SHORT TASK >>
Sift the listing for lines that hold the string "mainly" and pull them out.

GIVEN DATA >>
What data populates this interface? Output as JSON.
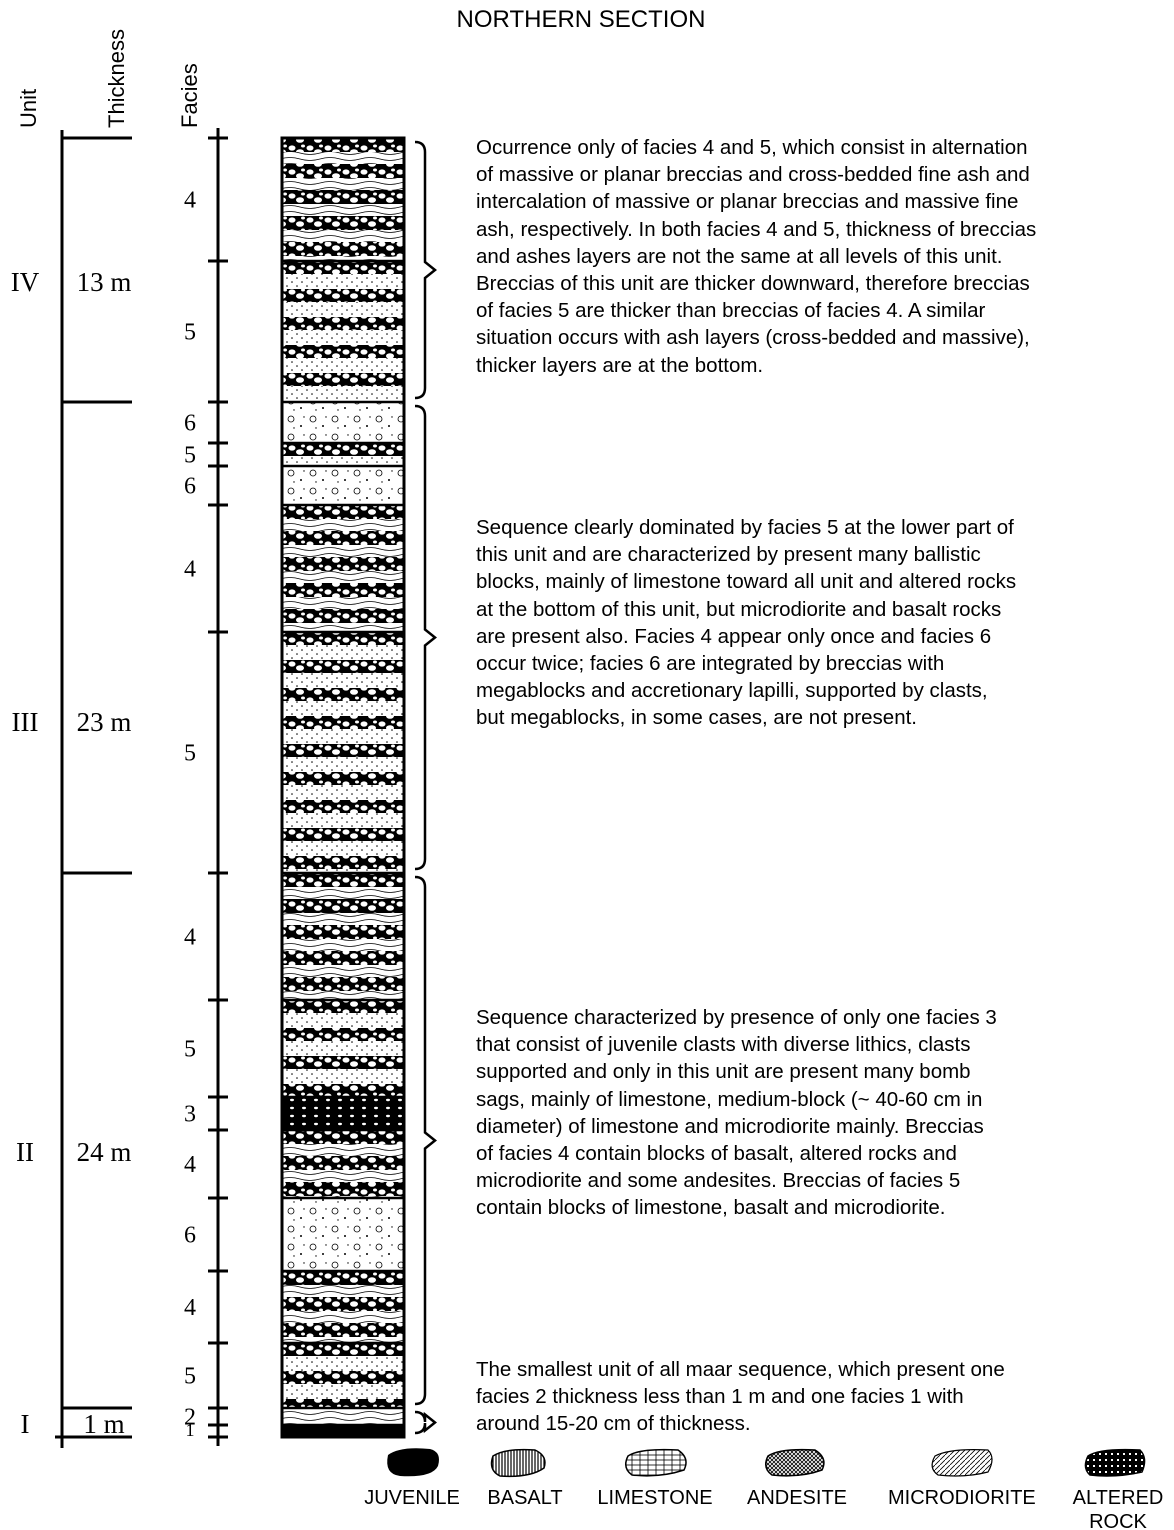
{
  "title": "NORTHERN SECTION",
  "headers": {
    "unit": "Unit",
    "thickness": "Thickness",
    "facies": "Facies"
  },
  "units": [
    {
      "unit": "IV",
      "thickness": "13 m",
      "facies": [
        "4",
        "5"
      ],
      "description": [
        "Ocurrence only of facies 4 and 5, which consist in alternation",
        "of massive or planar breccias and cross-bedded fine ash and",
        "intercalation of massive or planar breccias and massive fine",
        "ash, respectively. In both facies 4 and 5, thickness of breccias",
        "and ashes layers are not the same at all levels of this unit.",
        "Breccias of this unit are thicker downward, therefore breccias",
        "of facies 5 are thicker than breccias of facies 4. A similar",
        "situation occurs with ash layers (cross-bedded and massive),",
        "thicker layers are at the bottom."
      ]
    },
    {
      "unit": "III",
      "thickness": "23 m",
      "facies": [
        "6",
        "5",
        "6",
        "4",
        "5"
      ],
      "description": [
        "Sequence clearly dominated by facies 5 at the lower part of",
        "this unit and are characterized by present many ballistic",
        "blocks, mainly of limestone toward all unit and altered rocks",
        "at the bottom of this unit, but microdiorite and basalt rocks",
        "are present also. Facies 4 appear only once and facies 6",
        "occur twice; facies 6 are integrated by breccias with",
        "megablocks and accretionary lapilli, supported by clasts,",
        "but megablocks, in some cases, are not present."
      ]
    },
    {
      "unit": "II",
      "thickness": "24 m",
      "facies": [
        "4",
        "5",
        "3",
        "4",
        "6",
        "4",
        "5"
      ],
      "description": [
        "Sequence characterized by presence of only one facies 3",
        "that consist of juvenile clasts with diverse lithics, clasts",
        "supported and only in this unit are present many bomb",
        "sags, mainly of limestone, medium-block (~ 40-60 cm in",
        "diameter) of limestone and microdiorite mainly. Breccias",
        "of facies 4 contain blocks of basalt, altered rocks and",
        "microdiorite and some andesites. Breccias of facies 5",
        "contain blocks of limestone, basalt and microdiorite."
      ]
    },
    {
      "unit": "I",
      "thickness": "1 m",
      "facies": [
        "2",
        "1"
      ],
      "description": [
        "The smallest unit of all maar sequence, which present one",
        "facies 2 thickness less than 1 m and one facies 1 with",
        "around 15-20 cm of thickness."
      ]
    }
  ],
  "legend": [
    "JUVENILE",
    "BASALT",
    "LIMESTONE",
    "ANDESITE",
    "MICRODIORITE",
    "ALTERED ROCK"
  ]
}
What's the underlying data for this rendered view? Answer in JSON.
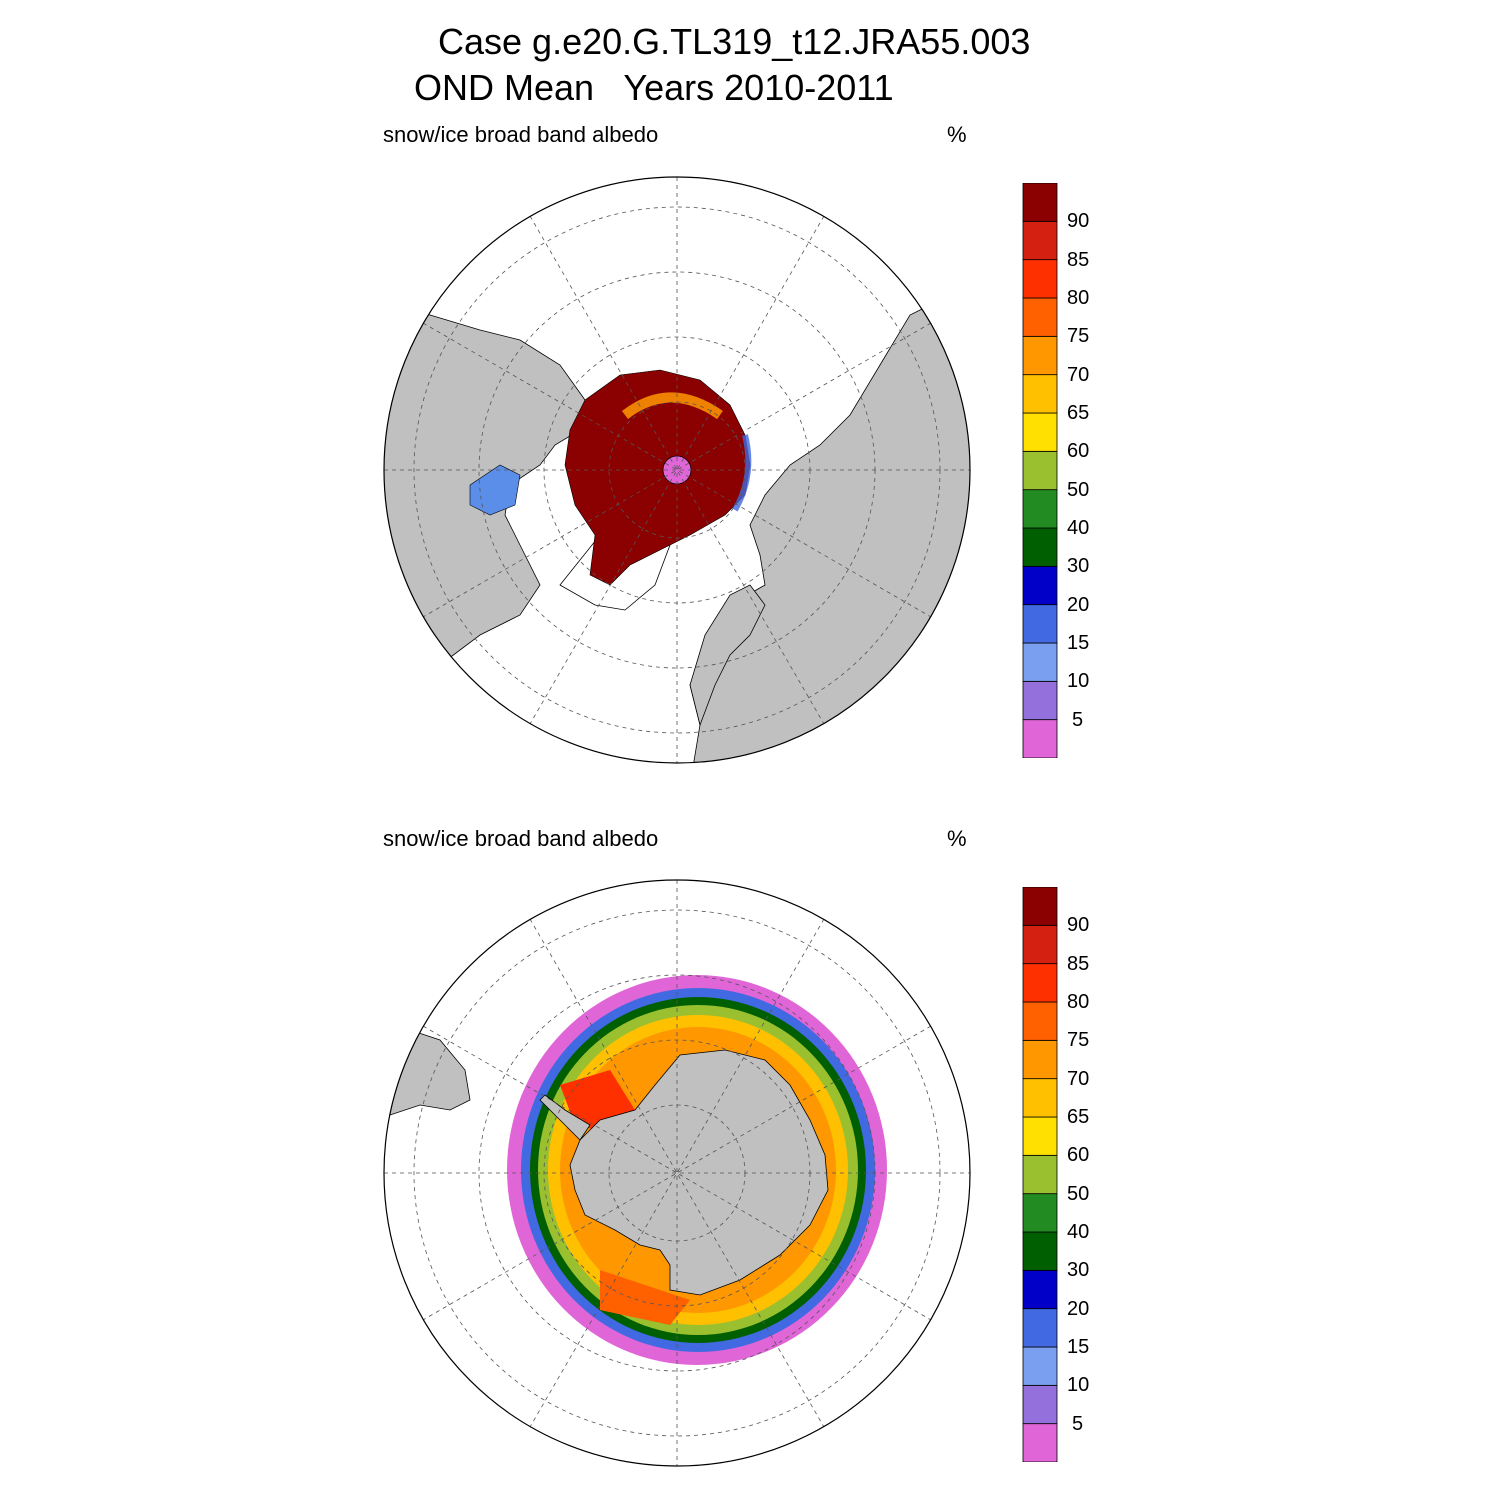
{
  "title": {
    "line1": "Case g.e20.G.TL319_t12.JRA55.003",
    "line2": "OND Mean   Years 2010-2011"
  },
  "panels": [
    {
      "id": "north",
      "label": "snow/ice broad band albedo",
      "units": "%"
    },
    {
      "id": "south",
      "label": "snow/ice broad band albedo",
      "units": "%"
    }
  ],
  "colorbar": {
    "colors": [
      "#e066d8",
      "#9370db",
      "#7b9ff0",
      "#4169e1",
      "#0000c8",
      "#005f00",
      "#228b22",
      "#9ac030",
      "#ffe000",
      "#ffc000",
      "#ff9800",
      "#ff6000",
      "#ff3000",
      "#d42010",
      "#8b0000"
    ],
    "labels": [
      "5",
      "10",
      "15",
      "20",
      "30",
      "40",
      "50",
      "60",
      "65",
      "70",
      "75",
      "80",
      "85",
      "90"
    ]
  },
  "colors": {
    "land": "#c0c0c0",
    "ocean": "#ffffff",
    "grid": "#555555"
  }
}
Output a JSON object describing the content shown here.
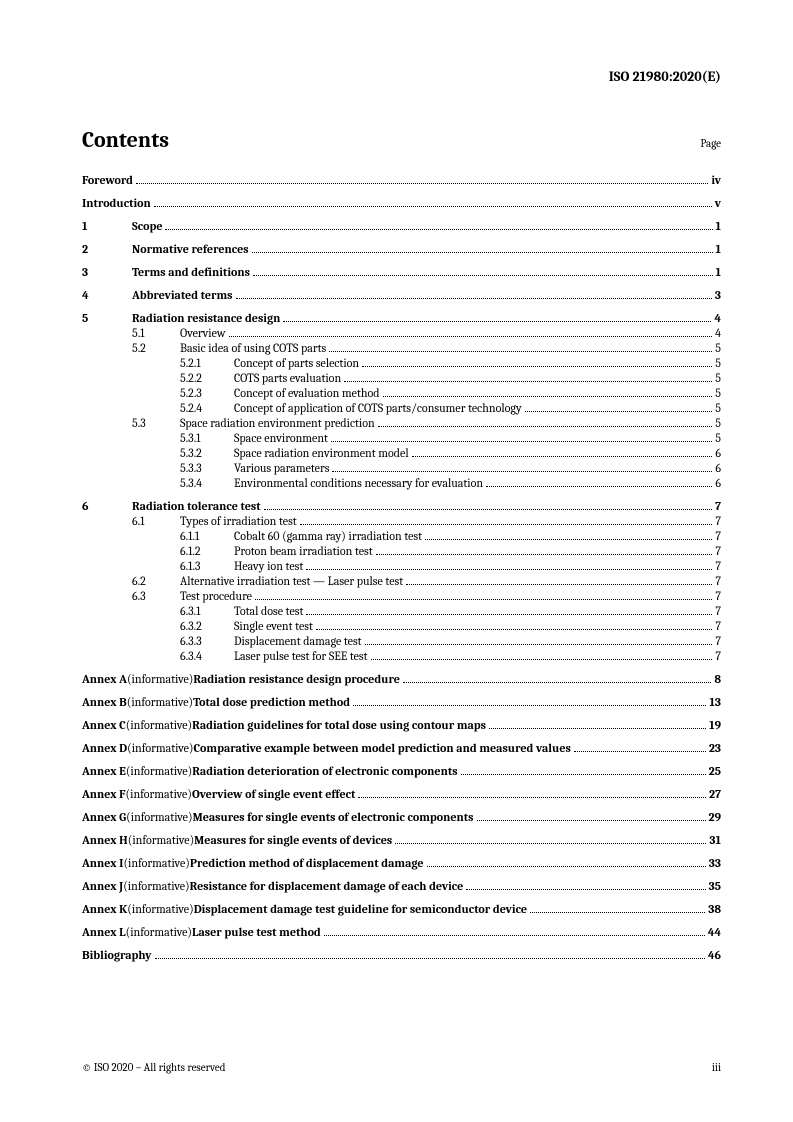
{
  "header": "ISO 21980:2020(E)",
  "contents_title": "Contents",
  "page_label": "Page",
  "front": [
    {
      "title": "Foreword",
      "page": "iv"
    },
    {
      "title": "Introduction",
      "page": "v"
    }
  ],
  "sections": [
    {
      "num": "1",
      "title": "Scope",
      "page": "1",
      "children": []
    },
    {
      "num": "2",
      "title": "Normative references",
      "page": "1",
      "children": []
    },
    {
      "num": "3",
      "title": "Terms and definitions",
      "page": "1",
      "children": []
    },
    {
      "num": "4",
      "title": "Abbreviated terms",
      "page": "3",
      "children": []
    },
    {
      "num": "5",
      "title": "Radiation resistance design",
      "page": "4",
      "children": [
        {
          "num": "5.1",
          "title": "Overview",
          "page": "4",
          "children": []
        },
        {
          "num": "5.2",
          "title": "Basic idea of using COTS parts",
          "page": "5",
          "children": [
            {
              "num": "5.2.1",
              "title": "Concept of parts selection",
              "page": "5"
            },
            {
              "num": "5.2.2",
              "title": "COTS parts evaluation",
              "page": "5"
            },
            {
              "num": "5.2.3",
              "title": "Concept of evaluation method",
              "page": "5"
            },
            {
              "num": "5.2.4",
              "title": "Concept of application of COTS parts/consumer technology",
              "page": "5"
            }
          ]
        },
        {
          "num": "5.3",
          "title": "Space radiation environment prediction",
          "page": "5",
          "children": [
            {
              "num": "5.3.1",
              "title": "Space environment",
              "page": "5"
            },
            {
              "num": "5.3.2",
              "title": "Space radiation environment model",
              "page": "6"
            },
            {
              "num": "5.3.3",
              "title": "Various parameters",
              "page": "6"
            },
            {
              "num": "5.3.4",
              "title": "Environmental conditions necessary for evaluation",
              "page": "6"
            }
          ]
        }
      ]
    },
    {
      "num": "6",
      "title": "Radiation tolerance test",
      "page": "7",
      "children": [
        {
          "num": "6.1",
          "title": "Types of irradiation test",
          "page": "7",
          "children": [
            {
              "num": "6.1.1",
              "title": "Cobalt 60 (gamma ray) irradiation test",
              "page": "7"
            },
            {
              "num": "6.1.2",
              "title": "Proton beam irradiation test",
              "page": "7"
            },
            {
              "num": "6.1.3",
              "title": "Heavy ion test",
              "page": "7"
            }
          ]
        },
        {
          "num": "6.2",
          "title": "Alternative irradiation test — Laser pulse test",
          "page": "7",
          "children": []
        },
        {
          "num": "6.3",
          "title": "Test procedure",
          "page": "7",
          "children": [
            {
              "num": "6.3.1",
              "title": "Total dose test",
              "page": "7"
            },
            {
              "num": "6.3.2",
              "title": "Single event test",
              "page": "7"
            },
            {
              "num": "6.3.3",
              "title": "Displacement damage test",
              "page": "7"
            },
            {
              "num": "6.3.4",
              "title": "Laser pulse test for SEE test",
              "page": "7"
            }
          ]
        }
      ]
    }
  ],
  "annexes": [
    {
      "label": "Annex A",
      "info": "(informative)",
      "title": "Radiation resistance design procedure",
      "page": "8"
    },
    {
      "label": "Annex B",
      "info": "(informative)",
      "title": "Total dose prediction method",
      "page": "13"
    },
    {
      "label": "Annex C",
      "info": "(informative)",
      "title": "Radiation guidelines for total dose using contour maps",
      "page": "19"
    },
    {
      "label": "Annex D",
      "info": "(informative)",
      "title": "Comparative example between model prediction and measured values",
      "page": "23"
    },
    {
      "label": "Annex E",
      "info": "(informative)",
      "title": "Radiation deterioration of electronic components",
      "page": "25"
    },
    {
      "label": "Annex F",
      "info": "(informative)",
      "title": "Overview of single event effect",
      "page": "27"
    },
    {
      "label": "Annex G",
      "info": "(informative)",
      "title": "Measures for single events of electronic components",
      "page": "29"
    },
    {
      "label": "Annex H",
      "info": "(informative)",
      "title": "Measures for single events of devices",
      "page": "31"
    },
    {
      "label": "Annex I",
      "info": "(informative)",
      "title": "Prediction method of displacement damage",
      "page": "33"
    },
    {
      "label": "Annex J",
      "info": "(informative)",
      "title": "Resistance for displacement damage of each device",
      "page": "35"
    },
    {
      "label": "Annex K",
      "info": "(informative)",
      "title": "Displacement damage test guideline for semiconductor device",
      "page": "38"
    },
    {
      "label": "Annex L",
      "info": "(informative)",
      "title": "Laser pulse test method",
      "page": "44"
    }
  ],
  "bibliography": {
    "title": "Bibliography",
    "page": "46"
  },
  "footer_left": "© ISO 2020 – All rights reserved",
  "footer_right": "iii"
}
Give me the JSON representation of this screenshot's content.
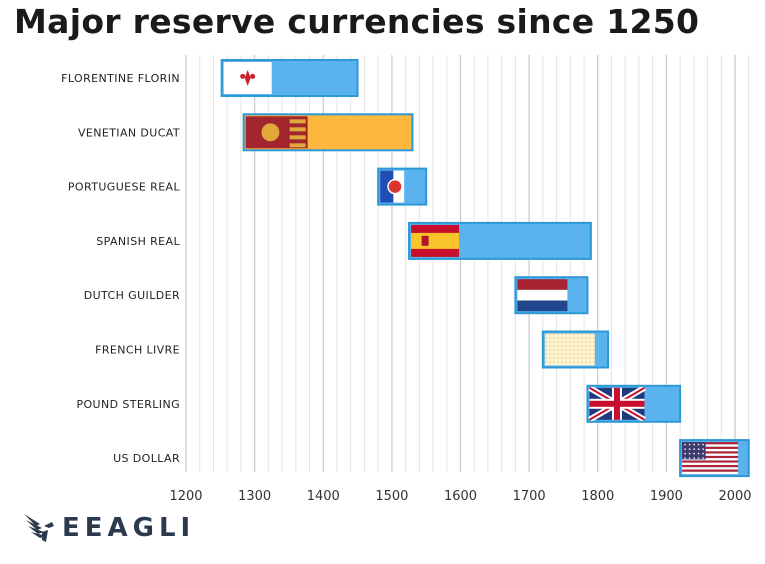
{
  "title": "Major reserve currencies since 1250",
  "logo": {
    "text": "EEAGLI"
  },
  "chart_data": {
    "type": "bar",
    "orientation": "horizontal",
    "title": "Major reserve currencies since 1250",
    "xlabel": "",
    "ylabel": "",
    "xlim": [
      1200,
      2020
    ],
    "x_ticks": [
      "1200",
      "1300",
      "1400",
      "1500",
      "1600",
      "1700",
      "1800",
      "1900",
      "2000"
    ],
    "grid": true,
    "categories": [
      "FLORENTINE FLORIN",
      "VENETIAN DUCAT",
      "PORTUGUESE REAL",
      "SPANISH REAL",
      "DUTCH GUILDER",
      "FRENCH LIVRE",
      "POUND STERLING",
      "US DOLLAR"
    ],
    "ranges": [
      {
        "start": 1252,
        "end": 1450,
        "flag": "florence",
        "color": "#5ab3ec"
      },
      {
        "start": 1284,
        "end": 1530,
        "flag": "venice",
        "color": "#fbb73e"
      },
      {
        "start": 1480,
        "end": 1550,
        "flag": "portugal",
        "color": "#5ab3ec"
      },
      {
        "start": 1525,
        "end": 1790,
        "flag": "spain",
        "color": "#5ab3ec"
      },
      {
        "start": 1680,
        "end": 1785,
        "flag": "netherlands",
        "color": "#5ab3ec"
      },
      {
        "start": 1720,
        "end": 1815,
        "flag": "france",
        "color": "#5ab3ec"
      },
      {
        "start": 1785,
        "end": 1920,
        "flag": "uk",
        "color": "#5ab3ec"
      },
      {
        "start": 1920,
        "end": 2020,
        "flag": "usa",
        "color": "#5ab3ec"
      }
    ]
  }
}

OUTPUT OF THE EXERCISE >>
        "blocks, mainly of limestone toward all unit and altered rocks",
        "sags, mainly of limestone, medium-block (~ 40-60 cm in",
        "diameter) of limestone and microdiorite mainly. Breccias",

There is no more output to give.